> [The problem]: Filter for the word "Output" and keep each matching line.

>> begin Data provided

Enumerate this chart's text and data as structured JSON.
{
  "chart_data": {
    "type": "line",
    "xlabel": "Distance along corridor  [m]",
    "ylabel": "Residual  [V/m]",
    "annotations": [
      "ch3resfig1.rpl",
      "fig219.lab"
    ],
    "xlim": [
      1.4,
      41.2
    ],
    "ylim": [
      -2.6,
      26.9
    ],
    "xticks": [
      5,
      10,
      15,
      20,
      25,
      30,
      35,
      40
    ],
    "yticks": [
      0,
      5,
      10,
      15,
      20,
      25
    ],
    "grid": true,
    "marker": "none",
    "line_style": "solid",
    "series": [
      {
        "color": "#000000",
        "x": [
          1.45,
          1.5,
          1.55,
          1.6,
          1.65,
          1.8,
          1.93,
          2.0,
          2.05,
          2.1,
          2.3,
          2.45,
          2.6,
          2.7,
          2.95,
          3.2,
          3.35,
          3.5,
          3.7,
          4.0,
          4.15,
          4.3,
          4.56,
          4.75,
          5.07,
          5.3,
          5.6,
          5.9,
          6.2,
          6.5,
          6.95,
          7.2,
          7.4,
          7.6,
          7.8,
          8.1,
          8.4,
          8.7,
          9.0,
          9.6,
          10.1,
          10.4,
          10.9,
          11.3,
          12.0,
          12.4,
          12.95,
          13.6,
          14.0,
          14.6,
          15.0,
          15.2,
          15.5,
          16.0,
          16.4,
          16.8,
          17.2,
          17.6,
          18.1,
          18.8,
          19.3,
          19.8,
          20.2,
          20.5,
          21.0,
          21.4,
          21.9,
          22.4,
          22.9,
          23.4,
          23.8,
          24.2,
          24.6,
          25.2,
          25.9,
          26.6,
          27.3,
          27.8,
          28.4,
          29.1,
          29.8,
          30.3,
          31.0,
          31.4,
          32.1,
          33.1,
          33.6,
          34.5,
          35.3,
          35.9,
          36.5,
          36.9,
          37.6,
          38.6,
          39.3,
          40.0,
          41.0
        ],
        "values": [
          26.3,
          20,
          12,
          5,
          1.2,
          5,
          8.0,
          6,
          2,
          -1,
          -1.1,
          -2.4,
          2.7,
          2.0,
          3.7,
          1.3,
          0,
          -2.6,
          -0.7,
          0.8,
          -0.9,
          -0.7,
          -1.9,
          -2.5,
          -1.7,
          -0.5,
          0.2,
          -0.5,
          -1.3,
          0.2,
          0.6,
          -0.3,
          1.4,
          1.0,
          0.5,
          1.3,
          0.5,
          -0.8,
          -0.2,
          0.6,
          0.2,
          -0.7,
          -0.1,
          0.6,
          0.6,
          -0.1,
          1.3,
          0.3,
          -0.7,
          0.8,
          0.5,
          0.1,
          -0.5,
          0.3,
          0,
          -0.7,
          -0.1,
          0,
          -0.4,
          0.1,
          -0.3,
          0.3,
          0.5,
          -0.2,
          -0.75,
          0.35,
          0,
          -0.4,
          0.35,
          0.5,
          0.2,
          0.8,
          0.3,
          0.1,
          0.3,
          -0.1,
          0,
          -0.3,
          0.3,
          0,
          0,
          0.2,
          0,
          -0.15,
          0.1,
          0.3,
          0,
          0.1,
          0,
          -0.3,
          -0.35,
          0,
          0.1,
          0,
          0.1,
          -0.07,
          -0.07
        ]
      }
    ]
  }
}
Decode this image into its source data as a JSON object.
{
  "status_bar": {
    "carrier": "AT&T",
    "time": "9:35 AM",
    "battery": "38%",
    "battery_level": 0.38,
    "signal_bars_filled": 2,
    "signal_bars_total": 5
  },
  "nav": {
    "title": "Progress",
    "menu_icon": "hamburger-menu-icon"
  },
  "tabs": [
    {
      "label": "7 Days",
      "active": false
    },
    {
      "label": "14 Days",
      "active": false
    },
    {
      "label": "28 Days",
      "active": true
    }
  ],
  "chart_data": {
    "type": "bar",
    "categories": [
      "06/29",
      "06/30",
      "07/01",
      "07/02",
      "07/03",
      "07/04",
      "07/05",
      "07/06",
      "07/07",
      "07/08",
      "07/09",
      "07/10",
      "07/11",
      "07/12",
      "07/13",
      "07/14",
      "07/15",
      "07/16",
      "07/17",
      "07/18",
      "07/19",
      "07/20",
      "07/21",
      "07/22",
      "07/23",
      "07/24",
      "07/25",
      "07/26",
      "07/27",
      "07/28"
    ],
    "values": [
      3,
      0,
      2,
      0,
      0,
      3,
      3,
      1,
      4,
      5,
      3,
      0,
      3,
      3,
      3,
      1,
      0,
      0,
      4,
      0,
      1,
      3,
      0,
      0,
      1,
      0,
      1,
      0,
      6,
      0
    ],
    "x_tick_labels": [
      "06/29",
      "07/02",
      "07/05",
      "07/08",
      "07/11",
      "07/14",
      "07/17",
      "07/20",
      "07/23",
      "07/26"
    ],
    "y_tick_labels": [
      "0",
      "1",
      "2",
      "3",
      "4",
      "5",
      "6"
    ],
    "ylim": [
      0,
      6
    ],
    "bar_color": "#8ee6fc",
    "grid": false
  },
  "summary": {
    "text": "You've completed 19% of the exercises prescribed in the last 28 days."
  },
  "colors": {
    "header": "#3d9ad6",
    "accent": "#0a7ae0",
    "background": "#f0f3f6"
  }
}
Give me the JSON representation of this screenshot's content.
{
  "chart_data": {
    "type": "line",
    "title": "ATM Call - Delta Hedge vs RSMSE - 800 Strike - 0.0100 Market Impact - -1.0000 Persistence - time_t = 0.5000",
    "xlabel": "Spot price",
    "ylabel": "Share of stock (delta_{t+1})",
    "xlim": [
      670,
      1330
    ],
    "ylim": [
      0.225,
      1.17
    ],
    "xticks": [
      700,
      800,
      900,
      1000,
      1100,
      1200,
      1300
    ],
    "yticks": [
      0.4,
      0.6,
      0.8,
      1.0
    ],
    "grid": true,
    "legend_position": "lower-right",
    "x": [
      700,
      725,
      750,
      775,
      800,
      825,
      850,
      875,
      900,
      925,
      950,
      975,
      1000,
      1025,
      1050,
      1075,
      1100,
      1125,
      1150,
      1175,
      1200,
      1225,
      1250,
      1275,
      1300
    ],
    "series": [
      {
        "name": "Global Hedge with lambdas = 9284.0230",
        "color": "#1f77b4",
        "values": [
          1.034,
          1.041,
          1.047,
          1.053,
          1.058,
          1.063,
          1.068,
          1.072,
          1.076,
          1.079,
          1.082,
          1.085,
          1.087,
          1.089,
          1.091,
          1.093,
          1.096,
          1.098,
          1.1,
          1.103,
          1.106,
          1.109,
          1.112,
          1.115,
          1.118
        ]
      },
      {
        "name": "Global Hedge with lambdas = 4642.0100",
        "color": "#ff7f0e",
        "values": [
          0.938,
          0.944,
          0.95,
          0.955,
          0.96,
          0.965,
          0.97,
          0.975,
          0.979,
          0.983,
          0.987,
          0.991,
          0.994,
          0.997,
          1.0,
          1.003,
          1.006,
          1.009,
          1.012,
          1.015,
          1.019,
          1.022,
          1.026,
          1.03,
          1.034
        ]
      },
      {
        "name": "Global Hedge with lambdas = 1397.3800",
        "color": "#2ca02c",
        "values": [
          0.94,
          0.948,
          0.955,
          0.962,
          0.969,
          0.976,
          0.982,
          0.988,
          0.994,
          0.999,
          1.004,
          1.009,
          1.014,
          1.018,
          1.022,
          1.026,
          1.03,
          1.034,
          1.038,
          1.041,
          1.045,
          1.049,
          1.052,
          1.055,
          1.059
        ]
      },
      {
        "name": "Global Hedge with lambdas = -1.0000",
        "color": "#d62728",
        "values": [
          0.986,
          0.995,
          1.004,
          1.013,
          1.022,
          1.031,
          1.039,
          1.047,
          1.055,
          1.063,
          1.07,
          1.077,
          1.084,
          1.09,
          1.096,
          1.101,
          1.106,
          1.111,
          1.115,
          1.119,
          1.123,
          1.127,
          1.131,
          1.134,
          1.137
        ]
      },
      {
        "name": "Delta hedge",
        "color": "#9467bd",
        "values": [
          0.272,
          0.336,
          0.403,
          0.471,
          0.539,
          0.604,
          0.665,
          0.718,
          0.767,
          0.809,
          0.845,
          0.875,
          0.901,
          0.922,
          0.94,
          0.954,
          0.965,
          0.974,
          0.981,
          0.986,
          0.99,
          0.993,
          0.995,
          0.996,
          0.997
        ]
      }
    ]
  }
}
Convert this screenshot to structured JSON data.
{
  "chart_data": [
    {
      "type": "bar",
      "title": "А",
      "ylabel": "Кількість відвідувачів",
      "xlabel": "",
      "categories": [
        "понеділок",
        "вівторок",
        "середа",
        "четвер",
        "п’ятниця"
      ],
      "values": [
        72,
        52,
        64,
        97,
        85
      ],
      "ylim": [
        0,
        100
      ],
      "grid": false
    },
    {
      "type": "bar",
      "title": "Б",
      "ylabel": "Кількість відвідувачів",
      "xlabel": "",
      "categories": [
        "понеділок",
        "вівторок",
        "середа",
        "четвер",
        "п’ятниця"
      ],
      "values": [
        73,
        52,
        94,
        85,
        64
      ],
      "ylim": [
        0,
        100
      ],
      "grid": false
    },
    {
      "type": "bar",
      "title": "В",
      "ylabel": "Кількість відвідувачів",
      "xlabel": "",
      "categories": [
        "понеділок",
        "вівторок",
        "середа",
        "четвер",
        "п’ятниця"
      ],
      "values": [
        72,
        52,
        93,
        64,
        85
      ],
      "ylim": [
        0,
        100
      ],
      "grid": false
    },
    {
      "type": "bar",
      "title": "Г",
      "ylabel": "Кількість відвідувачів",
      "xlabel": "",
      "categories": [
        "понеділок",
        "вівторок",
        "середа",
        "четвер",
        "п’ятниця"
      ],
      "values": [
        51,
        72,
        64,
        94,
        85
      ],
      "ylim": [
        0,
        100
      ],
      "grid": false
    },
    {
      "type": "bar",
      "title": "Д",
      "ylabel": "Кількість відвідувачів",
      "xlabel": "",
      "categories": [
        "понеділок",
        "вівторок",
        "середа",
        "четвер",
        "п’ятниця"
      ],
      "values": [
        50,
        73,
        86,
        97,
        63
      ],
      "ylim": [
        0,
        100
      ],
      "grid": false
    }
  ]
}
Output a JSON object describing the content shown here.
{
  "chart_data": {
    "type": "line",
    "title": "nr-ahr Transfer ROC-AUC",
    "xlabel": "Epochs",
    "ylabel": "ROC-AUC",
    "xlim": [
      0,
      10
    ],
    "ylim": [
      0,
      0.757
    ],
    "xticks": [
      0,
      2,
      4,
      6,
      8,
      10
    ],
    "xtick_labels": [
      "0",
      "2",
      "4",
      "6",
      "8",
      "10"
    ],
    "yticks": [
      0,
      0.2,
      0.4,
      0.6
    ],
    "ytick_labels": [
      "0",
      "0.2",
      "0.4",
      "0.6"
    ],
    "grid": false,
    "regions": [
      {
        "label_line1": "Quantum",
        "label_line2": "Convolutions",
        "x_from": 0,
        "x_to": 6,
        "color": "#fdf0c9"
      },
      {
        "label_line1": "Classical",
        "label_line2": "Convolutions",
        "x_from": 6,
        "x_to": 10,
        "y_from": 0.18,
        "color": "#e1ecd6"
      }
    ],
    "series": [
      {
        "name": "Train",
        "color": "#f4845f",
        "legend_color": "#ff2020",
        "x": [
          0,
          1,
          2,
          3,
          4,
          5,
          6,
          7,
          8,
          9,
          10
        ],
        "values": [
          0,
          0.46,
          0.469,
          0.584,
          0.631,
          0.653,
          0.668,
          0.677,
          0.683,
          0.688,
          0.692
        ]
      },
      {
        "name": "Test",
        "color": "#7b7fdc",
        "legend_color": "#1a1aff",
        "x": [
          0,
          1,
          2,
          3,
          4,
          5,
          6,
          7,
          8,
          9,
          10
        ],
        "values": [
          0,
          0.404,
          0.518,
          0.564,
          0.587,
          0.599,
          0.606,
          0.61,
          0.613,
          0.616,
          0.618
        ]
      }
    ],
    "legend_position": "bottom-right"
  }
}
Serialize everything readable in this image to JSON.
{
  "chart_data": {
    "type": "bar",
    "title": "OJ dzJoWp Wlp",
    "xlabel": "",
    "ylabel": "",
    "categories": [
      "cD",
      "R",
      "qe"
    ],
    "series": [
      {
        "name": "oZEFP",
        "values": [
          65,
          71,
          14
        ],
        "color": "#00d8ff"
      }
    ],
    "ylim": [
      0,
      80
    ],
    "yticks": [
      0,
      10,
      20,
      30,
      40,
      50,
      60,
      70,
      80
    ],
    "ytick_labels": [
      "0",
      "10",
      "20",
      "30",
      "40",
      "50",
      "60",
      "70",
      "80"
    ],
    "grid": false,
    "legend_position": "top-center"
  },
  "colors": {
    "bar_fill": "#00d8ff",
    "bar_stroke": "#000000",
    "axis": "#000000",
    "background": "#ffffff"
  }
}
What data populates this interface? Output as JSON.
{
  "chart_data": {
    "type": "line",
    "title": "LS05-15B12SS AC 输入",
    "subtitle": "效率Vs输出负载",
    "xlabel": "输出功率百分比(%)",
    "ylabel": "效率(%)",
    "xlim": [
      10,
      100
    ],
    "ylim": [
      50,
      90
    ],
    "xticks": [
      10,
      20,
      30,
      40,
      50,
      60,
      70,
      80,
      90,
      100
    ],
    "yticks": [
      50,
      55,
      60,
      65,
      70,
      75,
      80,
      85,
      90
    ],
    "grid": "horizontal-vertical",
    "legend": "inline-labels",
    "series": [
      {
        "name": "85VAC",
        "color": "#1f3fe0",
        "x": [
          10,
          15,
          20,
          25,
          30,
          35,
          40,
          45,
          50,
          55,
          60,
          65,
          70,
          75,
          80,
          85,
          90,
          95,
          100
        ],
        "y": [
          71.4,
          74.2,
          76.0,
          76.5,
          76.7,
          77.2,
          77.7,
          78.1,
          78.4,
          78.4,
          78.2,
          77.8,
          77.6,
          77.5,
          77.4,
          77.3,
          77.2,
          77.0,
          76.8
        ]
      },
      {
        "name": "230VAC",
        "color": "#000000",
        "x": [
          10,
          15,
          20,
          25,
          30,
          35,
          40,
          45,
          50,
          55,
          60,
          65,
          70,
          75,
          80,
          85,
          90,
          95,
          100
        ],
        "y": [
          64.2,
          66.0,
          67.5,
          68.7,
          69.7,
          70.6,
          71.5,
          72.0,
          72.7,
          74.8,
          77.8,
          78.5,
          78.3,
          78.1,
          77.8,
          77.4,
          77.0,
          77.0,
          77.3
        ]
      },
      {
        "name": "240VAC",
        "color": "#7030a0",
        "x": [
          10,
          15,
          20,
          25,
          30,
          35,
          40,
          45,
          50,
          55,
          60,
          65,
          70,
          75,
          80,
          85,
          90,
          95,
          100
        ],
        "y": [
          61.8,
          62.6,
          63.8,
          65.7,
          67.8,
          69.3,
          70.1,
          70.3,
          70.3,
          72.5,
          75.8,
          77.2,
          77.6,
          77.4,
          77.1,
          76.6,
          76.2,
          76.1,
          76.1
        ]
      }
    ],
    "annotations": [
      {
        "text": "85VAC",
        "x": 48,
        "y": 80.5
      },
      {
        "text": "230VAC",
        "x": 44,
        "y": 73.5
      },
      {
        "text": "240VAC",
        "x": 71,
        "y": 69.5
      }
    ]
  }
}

>> end Data provided

> [Response]:
Output a JSON object describing the content shown here.
What data populates this interface? Output as JSON.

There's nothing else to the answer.